» THE REQUEST
Only the lines from the one containing "Parse this screenshot: output" through the last line below should be written out, exactly and with both ends kept.

» MATERIAL FOR THIS TASK
───

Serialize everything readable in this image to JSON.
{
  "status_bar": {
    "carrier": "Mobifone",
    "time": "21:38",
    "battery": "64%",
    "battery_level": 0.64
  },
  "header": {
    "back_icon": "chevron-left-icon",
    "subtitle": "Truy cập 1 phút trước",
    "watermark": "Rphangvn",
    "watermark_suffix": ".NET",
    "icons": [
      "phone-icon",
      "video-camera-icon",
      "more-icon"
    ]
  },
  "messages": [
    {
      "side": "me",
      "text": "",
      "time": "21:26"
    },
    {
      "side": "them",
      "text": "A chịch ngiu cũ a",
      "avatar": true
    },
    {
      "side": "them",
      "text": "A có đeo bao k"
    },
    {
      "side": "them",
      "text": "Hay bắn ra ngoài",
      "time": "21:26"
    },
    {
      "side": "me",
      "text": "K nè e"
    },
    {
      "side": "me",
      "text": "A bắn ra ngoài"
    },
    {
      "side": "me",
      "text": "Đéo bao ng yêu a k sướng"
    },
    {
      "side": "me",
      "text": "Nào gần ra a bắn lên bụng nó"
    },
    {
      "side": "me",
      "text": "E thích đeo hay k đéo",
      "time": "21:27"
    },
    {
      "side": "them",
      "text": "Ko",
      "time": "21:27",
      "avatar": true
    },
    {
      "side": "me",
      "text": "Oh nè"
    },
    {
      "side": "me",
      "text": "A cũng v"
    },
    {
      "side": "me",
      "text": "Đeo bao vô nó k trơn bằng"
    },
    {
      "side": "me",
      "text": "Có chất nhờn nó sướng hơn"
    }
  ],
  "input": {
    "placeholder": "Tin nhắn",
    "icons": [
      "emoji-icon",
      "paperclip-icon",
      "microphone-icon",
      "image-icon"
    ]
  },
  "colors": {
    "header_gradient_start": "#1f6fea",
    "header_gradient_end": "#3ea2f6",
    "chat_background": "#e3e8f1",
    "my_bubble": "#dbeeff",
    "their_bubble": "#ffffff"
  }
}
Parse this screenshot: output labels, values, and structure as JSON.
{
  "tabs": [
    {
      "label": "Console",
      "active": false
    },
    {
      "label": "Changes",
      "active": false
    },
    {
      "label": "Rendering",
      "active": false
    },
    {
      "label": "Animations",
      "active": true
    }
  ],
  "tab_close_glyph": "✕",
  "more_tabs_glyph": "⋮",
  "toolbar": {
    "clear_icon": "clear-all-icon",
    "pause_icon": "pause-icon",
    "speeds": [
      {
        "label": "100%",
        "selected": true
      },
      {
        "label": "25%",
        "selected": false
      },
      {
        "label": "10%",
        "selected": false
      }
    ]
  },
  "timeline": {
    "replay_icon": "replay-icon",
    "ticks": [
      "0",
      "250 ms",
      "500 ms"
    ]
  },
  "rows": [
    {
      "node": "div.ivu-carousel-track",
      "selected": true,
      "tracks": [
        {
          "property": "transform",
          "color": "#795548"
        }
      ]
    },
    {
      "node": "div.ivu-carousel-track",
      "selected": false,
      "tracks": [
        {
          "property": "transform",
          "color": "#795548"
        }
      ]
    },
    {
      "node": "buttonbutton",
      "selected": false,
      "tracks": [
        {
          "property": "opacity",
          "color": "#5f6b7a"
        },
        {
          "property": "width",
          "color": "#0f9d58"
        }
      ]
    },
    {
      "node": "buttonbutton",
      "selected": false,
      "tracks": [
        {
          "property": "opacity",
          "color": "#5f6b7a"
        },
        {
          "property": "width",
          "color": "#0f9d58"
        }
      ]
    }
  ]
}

───

» OUTPUT FOR THIS EXERCISE
Parse this screenshot: output labels, values, and structure as JSON.
{
  "tabs": [
    {
      "label": "Console",
      "active": false
    },
    {
      "label": "Changes",
      "active": false
    },
    {
      "label": "Rendering",
      "active": false
    },
    {
      "label": "Animations",
      "active": true
    }
  ],
  "tab_close_glyph": "✕",
  "more_tabs_glyph": "⋮",
  "toolbar": {
    "clear_icon": "clear-all-icon",
    "pause_icon": "pause-icon",
    "speeds": [
      {
        "label": "100%",
        "selected": true
      },
      {
        "label": "25%",
        "selected": false
      },
      {
        "label": "10%",
        "selected": false
      }
    ]
  },
  "timeline": {
    "replay_icon": "replay-icon",
    "ticks": [
      "0",
      "250 ms",
      "500 ms"
    ]
  },
  "rows": [
    {
      "node": "div.ivu-carousel-track",
      "selected": true,
      "tracks": [
        {
          "property": "transform",
          "color": "#795548"
        }
      ]
    },
    {
      "node": "div.ivu-carousel-track",
      "selected": false,
      "tracks": [
        {
          "property": "transform",
          "color": "#795548"
        }
      ]
    },
    {
      "node": "buttonbutton",
      "selected": false,
      "tracks": [
        {
          "property": "opacity",
          "color": "#5f6b7a"
        },
        {
          "property": "width",
          "color": "#0f9d58"
        }
      ]
    },
    {
      "node": "buttonbutton",
      "selected": false,
      "tracks": [
        {
          "property": "opacity",
          "color": "#5f6b7a"
        },
        {
          "property": "width",
          "color": "#0f9d58"
        }
      ]
    }
  ]
}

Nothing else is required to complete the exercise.